* [Exercise directions] Pick out every line in the material below that contains the string "series", with case counting, and copy each of those lines.
===== Extracted records
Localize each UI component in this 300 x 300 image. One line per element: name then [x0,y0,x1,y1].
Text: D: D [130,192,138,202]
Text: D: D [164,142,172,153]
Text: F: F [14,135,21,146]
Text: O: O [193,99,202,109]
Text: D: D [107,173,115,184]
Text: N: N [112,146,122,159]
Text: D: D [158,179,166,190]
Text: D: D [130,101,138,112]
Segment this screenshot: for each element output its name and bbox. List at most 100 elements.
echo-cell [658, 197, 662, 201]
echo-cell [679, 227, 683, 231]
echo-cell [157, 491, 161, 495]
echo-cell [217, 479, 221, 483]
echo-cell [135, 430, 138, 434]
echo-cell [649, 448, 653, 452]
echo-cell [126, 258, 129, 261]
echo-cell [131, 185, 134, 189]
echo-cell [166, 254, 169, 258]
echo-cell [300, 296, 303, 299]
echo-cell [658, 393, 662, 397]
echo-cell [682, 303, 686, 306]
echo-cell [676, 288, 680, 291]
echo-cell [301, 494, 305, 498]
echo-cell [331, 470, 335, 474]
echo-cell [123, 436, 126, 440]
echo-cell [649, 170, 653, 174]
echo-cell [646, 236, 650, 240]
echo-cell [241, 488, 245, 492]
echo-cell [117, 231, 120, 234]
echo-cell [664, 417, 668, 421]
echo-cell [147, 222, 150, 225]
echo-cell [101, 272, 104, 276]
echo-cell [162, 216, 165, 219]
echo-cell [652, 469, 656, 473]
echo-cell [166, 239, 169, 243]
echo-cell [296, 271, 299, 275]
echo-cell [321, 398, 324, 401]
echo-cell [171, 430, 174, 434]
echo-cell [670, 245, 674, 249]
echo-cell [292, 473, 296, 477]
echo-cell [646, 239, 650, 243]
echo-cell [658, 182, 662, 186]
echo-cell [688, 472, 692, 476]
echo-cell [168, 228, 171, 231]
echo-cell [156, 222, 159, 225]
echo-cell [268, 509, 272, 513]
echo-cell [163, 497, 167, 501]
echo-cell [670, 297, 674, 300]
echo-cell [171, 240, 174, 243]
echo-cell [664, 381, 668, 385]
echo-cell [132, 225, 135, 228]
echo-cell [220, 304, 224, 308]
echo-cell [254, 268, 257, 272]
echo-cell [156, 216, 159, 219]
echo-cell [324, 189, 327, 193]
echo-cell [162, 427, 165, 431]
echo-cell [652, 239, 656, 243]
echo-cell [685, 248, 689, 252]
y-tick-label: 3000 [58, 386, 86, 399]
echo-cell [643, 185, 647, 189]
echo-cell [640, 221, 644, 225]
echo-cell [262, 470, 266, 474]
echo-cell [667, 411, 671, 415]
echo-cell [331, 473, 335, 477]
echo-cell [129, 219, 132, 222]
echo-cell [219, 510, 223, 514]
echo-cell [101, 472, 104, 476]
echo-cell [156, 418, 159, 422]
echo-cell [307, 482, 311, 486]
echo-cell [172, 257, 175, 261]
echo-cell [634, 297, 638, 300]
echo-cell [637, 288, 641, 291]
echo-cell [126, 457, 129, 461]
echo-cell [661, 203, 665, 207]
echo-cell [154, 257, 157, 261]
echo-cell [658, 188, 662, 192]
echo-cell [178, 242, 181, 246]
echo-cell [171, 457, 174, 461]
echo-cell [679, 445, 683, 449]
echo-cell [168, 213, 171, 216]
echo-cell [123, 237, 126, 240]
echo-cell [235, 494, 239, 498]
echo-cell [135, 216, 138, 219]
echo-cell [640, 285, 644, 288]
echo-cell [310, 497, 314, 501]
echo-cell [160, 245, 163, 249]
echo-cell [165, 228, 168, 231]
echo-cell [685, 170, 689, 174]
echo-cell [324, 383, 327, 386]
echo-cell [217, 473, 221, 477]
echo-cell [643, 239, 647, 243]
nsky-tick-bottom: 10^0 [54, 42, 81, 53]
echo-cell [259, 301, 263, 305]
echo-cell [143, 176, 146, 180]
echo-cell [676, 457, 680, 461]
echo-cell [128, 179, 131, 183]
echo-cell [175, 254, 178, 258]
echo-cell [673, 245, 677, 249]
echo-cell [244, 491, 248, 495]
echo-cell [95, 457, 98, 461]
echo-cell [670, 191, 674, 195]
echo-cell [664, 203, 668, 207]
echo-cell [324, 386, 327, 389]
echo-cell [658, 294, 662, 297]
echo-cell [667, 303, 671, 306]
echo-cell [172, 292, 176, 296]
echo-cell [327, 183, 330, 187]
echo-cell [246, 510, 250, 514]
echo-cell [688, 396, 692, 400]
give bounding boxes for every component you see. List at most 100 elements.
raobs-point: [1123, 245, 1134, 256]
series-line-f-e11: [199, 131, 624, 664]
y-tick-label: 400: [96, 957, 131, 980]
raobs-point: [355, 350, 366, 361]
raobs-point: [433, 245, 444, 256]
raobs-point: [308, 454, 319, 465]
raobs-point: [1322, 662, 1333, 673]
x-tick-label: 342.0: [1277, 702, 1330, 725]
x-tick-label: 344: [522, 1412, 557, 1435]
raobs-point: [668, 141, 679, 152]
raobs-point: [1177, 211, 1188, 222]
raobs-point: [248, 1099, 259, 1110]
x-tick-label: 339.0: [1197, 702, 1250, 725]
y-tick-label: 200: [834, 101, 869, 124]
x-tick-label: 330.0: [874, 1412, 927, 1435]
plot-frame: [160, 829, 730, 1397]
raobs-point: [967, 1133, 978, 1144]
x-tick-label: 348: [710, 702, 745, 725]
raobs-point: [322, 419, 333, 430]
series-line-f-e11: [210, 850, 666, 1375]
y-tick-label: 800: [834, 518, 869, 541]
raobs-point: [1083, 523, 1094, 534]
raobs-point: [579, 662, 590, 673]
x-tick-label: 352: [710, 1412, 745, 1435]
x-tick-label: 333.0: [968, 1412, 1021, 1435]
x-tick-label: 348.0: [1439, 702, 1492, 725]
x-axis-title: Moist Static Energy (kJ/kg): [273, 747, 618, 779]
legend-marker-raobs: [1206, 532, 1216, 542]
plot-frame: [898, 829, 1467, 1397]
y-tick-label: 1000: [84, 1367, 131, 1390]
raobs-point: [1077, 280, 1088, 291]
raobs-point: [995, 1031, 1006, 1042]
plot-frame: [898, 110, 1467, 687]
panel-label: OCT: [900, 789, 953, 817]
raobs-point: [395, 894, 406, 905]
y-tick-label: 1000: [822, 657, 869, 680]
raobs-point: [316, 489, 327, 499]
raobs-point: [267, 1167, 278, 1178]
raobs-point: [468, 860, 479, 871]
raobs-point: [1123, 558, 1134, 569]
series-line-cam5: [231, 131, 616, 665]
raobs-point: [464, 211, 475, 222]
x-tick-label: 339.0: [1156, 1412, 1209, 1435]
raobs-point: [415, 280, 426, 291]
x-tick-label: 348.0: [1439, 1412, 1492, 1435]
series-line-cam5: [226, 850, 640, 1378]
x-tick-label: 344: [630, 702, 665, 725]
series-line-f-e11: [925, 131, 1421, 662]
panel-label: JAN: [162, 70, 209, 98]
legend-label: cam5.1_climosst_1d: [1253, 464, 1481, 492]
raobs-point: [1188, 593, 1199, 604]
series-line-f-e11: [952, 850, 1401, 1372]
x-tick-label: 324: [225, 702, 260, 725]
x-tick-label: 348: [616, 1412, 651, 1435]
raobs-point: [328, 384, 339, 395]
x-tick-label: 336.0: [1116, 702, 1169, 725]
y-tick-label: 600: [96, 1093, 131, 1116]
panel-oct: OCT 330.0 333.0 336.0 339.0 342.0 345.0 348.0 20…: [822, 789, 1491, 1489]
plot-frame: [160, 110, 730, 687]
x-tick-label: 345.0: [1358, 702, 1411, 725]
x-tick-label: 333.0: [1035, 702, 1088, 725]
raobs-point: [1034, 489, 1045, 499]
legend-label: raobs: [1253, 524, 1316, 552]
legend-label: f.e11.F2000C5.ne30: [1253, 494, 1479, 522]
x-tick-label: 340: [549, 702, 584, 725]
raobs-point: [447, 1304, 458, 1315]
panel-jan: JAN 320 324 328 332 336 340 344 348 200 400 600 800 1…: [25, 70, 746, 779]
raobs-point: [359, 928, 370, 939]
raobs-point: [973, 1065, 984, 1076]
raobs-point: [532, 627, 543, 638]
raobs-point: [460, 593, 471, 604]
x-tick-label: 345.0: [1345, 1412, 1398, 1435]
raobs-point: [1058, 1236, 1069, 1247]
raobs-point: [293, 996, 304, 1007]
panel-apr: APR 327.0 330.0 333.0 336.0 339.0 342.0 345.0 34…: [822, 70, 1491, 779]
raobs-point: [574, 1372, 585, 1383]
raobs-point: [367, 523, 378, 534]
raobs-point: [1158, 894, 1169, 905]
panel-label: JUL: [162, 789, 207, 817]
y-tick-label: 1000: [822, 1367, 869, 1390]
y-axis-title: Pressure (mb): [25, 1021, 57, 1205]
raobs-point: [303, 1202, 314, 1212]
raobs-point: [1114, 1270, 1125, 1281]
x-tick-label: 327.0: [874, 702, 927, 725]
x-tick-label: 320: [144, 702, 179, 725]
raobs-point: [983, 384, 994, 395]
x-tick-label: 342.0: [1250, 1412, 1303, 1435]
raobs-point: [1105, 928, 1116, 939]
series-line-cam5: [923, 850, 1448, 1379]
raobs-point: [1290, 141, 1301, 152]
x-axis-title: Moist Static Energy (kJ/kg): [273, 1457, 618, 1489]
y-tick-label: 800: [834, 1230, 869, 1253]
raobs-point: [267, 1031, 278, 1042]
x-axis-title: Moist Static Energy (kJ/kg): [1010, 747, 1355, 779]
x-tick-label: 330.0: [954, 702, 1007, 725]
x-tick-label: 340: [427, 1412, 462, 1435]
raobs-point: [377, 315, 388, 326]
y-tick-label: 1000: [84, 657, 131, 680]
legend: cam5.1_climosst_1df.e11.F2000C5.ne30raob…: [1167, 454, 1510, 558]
==========
* [Worked answer]
series-line-f-e11: [199, 131, 624, 664]
series-line-f-e11: [210, 850, 666, 1375]
series-line-cam5: [231, 131, 616, 665]
series-line-cam5: [226, 850, 640, 1378]
series-line-f-e11: [925, 131, 1421, 662]
series-line-f-e11: [952, 850, 1401, 1372]
series-line-cam5: [923, 850, 1448, 1379]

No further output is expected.